### SOURCE PASSAGE ###
AUTHORS: Abdulrauf S et al
World Neurosurgery (Feb 2018)
OBJECTIVE The option of performing MVD under awake anesthesia protocol (‘awake’MVD) was examined in this initial series to assess whether intraoperative pain evaluation can identify and mitigate insufficient decompression of the trigeminal nerve, improving surgical outcomes. Additionally,’awake’MVD could expand procedure indications for those with comorbidities that would prohibit general endotracheal anesthesia (GEA).
METHODS An IRB-approved prospective study of 10 consecutive adults who underwent MVD for TN was conducted. The primary outcome measure was postoperative TN pain quantified on the Barrow Neurological Institute Pain Severity Scale.
### MATERIAL SHOWN ###
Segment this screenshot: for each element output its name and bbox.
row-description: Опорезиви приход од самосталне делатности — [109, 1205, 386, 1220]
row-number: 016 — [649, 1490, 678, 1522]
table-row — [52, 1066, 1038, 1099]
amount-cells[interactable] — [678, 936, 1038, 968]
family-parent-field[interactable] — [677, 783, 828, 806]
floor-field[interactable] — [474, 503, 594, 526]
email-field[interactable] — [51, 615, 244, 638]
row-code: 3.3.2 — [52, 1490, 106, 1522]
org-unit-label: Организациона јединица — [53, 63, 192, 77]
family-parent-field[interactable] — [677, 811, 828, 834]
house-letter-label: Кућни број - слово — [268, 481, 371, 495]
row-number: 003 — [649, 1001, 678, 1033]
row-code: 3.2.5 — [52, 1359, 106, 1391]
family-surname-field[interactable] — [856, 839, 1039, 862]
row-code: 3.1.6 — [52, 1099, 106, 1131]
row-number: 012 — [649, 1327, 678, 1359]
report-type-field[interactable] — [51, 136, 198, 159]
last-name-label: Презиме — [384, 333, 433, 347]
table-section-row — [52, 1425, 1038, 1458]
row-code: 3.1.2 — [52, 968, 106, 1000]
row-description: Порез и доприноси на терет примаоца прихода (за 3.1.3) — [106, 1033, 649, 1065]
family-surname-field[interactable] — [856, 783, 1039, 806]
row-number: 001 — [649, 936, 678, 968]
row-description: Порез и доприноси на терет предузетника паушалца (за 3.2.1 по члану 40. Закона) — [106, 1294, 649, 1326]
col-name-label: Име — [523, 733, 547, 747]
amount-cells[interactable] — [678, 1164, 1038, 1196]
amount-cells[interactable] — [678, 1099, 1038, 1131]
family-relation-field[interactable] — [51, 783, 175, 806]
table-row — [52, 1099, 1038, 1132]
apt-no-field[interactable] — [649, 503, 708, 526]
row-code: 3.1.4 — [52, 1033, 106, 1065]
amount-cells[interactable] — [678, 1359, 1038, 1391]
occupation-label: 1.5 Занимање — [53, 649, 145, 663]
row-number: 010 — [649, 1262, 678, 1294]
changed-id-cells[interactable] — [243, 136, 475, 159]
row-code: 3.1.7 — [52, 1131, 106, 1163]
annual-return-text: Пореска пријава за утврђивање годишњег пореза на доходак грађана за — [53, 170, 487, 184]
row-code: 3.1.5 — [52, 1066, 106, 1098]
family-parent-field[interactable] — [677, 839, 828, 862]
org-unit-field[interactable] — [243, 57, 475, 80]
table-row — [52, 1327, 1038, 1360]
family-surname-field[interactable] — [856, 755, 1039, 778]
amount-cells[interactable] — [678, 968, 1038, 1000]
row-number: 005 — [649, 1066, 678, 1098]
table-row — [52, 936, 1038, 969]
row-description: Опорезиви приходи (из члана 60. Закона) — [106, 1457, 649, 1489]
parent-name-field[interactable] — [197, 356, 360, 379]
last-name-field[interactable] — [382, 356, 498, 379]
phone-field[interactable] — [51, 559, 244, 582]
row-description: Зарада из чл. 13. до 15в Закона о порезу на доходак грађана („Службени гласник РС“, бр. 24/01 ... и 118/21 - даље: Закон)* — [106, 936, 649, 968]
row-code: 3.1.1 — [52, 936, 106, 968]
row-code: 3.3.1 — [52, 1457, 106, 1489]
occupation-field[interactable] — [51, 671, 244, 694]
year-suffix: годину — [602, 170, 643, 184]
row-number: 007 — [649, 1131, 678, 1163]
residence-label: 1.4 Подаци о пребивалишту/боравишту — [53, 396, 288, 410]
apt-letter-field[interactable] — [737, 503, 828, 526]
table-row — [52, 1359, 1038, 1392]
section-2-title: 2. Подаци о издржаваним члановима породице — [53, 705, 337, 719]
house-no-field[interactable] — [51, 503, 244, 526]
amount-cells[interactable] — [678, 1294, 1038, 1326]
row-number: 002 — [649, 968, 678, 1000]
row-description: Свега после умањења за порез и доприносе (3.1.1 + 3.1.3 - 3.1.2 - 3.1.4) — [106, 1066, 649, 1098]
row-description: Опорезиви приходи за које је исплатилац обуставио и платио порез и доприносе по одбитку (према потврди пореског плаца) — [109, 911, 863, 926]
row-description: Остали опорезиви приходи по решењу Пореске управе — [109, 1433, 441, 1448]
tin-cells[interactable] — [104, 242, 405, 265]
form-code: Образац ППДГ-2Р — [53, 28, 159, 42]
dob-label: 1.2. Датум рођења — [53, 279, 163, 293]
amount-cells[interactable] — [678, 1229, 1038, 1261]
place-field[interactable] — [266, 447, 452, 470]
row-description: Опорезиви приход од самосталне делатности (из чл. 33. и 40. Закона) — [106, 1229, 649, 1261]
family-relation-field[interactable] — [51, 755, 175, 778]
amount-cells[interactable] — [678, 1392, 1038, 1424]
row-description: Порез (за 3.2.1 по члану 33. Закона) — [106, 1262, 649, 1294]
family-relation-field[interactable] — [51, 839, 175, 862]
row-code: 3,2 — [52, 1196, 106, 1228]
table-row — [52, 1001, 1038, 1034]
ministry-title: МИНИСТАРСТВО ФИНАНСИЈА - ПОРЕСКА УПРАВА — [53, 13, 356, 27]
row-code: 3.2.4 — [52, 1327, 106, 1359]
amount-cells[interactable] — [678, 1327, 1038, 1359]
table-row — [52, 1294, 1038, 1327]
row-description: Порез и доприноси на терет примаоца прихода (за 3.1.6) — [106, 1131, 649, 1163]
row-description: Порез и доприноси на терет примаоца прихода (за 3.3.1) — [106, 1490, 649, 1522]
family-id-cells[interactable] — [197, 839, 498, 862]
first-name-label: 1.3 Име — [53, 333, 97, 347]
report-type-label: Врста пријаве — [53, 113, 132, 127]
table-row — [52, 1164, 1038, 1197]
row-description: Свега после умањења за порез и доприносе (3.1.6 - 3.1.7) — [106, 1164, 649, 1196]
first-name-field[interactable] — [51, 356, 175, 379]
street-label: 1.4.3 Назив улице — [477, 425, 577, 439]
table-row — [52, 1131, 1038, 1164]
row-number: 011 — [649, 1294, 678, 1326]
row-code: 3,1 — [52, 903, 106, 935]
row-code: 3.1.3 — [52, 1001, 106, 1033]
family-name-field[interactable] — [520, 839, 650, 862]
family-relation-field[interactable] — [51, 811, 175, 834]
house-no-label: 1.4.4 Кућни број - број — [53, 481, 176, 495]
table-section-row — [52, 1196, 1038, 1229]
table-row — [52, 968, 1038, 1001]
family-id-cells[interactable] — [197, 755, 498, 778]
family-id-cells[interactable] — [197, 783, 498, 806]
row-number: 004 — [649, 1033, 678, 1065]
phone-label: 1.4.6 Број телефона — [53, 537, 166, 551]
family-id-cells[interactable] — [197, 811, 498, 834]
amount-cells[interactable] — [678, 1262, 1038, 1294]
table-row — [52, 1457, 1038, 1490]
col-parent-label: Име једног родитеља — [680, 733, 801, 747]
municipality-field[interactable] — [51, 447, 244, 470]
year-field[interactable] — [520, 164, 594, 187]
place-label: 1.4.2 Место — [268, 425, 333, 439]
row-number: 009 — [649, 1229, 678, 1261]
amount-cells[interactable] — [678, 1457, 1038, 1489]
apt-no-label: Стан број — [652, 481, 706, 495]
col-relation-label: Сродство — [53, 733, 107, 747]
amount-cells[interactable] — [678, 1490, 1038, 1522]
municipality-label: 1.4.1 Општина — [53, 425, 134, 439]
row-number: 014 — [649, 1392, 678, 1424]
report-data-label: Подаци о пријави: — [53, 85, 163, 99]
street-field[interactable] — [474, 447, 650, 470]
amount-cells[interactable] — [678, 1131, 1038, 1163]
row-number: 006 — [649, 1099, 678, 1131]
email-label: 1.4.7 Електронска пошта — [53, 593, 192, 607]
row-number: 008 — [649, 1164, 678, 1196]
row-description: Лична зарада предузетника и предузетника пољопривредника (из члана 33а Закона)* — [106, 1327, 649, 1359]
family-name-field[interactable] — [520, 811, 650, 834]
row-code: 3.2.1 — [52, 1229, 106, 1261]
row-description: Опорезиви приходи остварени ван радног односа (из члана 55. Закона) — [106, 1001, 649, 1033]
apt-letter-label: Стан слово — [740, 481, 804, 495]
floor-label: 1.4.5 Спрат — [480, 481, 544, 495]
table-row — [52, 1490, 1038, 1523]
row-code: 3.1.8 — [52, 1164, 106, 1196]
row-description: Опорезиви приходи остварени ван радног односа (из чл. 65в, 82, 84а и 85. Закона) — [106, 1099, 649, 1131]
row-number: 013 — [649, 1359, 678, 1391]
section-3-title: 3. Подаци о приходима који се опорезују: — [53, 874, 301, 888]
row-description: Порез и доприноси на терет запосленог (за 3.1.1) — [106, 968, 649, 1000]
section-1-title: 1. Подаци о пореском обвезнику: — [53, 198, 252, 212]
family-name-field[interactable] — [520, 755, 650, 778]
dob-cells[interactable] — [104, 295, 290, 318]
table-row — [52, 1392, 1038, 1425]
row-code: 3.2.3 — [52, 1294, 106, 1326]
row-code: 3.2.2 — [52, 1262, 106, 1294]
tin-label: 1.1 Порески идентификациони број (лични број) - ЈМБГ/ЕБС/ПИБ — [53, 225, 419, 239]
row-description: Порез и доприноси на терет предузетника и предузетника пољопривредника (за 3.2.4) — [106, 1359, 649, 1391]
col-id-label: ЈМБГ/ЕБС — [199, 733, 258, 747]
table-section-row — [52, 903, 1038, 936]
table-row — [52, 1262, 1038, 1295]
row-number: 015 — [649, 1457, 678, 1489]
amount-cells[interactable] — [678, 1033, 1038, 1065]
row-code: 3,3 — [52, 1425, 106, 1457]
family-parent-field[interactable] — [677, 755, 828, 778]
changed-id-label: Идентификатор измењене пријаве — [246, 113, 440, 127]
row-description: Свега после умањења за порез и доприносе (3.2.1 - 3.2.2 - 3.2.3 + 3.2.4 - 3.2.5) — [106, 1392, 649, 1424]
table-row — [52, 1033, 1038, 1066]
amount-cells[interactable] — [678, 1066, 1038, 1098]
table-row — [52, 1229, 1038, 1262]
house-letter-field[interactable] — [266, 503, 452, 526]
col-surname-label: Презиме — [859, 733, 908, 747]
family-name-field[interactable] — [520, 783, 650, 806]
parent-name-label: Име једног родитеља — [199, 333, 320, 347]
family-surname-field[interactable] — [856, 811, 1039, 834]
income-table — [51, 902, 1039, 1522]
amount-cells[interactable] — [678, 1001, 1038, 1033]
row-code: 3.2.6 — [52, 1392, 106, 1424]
###
WORK REQUEST A:
According to the abstract, what scale was used to quantify postoperative trigeminal neuralgia pain?
WORK REQUEST B:
List every acronym that appears in the abstract.
WORK REQUEST C:
Pick up the abstract on awake MVD from its last sentence and continue it.
The entries play no part in this work.

RESPONSE A:
The Barrow Neurological Institute Pain Severity Scale.

RESPONSE B:
MVD, GEA, IRB, TN

RESPONSE C:
RESULTS The median patient age was 65.5 years with a female:male ratio of 6:4. All 10 patients tolerated the procedure well and did not require GEA intra- or postoperatively. Nine patients had a successful surgical outcome (BNI Score I: n = 5, BNI Score II: n = 4). One patient did not have pain relief (BNI Score IV). This same patient also developed a pseudomeningocele, which was the only surgical complication observed in this series. A single patient had a recurrence of pain at 11 months, with BNI increasing from I to II. The median follow-up time was 16.5 months. Two patients did not have resolution of evoked pain during intraoperative awake testing following decompression. Further intraoperative exploration revealed secondary offending vessels that were subsequently decompressed, leading to resolution of pain.
CONCLUSIONS Intraoperative awake testing for treatment efficacy may increase the success rate of MVD by rapidly identifying and mitigating insufficient CN V decompression.